**GIVEN TASK**
Below is a set of records; print all of them exactly as written.

····················

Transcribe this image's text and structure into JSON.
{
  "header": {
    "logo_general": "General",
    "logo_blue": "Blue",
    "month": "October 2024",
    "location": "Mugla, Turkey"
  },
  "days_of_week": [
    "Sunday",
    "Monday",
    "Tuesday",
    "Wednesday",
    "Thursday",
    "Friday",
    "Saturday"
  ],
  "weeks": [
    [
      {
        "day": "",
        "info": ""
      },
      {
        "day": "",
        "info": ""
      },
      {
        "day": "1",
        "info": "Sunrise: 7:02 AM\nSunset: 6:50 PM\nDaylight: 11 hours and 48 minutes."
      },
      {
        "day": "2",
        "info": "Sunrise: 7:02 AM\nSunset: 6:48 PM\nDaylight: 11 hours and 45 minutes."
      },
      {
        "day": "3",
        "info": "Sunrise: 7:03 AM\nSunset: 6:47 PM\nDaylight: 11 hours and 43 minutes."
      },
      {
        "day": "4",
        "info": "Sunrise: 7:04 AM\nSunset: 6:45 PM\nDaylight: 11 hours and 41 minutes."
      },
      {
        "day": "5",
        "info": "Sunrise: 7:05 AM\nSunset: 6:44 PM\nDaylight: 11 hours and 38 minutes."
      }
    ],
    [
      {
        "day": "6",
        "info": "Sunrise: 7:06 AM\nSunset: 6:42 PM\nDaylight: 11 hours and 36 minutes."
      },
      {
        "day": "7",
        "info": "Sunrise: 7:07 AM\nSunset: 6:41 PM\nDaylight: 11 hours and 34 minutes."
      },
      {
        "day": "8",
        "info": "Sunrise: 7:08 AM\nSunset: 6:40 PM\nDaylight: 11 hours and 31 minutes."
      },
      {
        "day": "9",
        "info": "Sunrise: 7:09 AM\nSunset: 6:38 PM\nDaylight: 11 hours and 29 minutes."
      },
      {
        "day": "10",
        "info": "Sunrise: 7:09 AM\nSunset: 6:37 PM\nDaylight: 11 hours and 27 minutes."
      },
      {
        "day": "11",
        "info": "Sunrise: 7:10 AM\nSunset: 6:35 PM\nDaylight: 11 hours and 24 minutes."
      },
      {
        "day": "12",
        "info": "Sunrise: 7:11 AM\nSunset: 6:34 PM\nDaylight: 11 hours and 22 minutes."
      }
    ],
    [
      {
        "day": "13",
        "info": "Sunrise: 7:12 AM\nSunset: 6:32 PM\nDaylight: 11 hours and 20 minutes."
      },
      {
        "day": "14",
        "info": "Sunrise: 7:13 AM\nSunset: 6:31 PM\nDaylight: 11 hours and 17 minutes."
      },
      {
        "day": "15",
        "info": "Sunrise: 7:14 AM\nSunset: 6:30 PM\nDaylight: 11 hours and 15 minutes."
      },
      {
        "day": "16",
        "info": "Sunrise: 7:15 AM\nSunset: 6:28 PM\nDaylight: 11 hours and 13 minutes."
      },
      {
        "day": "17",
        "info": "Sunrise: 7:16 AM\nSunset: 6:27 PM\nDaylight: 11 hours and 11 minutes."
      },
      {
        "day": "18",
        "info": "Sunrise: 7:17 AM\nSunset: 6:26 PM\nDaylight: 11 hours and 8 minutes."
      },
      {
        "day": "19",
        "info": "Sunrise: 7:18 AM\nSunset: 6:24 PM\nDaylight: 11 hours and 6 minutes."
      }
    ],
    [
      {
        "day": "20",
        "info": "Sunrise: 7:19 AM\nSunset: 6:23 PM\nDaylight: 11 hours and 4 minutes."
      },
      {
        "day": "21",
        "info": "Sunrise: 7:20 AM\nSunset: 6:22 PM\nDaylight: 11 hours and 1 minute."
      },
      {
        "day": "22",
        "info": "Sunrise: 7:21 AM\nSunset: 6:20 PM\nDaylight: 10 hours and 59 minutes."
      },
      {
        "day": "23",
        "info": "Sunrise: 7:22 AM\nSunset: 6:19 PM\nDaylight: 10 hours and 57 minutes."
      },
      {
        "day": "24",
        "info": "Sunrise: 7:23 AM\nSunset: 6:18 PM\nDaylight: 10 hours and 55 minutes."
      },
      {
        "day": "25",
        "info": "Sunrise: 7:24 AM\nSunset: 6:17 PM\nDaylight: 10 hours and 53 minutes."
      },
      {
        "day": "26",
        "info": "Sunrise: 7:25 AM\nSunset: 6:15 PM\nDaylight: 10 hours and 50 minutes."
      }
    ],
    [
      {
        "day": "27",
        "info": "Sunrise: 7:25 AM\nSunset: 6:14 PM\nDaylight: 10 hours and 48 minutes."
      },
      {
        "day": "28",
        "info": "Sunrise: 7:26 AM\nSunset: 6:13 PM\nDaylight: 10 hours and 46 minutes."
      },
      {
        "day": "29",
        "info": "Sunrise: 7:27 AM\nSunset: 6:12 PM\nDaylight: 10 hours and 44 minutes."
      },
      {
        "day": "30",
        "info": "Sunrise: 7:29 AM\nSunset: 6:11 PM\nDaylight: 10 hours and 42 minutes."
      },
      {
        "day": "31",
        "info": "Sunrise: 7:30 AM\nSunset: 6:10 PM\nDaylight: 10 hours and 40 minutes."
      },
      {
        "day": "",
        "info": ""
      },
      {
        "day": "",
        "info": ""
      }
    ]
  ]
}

····················

**EXPECTED OUTPUT**
Transcribe this image's text and structure into JSON.
{
  "header": {
    "logo_general": "General",
    "logo_blue": "Blue",
    "month": "October 2024",
    "location": "Mugla, Turkey"
  },
  "days_of_week": [
    "Sunday",
    "Monday",
    "Tuesday",
    "Wednesday",
    "Thursday",
    "Friday",
    "Saturday"
  ],
  "weeks": [
    [
      {
        "day": "",
        "info": ""
      },
      {
        "day": "",
        "info": ""
      },
      {
        "day": "1",
        "info": "Sunrise: 7:02 AM\nSunset: 6:50 PM\nDaylight: 11 hours and 48 minutes."
      },
      {
        "day": "2",
        "info": "Sunrise: 7:02 AM\nSunset: 6:48 PM\nDaylight: 11 hours and 45 minutes."
      },
      {
        "day": "3",
        "info": "Sunrise: 7:03 AM\nSunset: 6:47 PM\nDaylight: 11 hours and 43 minutes."
      },
      {
        "day": "4",
        "info": "Sunrise: 7:04 AM\nSunset: 6:45 PM\nDaylight: 11 hours and 41 minutes."
      },
      {
        "day": "5",
        "info": "Sunrise: 7:05 AM\nSunset: 6:44 PM\nDaylight: 11 hours and 38 minutes."
      }
    ],
    [
      {
        "day": "6",
        "info": "Sunrise: 7:06 AM\nSunset: 6:42 PM\nDaylight: 11 hours and 36 minutes."
      },
      {
        "day": "7",
        "info": "Sunrise: 7:07 AM\nSunset: 6:41 PM\nDaylight: 11 hours and 34 minutes."
      },
      {
        "day": "8",
        "info": "Sunrise: 7:08 AM\nSunset: 6:40 PM\nDaylight: 11 hours and 31 minutes."
      },
      {
        "day": "9",
        "info": "Sunrise: 7:09 AM\nSunset: 6:38 PM\nDaylight: 11 hours and 29 minutes."
      },
      {
        "day": "10",
        "info": "Sunrise: 7:09 AM\nSunset: 6:37 PM\nDaylight: 11 hours and 27 minutes."
      },
      {
        "day": "11",
        "info": "Sunrise: 7:10 AM\nSunset: 6:35 PM\nDaylight: 11 hours and 24 minutes."
      },
      {
        "day": "12",
        "info": "Sunrise: 7:11 AM\nSunset: 6:34 PM\nDaylight: 11 hours and 22 minutes."
      }
    ],
    [
      {
        "day": "13",
        "info": "Sunrise: 7:12 AM\nSunset: 6:32 PM\nDaylight: 11 hours and 20 minutes."
      },
      {
        "day": "14",
        "info": "Sunrise: 7:13 AM\nSunset: 6:31 PM\nDaylight: 11 hours and 17 minutes."
      },
      {
        "day": "15",
        "info": "Sunrise: 7:14 AM\nSunset: 6:30 PM\nDaylight: 11 hours and 15 minutes."
      },
      {
        "day": "16",
        "info": "Sunrise: 7:15 AM\nSunset: 6:28 PM\nDaylight: 11 hours and 13 minutes."
      },
      {
        "day": "17",
        "info": "Sunrise: 7:16 AM\nSunset: 6:27 PM\nDaylight: 11 hours and 11 minutes."
      },
      {
        "day": "18",
        "info": "Sunrise: 7:17 AM\nSunset: 6:26 PM\nDaylight: 11 hours and 8 minutes."
      },
      {
        "day": "19",
        "info": "Sunrise: 7:18 AM\nSunset: 6:24 PM\nDaylight: 11 hours and 6 minutes."
      }
    ],
    [
      {
        "day": "20",
        "info": "Sunrise: 7:19 AM\nSunset: 6:23 PM\nDaylight: 11 hours and 4 minutes."
      },
      {
        "day": "21",
        "info": "Sunrise: 7:20 AM\nSunset: 6:22 PM\nDaylight: 11 hours and 1 minute."
      },
      {
        "day": "22",
        "info": "Sunrise: 7:21 AM\nSunset: 6:20 PM\nDaylight: 10 hours and 59 minutes."
      },
      {
        "day": "23",
        "info": "Sunrise: 7:22 AM\nSunset: 6:19 PM\nDaylight: 10 hours and 57 minutes."
      },
      {
        "day": "24",
        "info": "Sunrise: 7:23 AM\nSunset: 6:18 PM\nDaylight: 10 hours and 55 minutes."
      },
      {
        "day": "25",
        "info": "Sunrise: 7:24 AM\nSunset: 6:17 PM\nDaylight: 10 hours and 53 minutes."
      },
      {
        "day": "26",
        "info": "Sunrise: 7:25 AM\nSunset: 6:15 PM\nDaylight: 10 hours and 50 minutes."
      }
    ],
    [
      {
        "day": "27",
        "info": "Sunrise: 7:25 AM\nSunset: 6:14 PM\nDaylight: 10 hours and 48 minutes."
      },
      {
        "day": "28",
        "info": "Sunrise: 7:26 AM\nSunset: 6:13 PM\nDaylight: 10 hours and 46 minutes."
      },
      {
        "day": "29",
        "info": "Sunrise: 7:27 AM\nSunset: 6:12 PM\nDaylight: 10 hours and 44 minutes."
      },
      {
        "day": "30",
        "info": "Sunrise: 7:29 AM\nSunset: 6:11 PM\nDaylight: 10 hours and 42 minutes."
      },
      {
        "day": "31",
        "info": "Sunrise: 7:30 AM\nSunset: 6:10 PM\nDaylight: 10 hours and 40 minutes."
      },
      {
        "day": "",
        "info": ""
      },
      {
        "day": "",
        "info": ""
      }
    ]
  ]
}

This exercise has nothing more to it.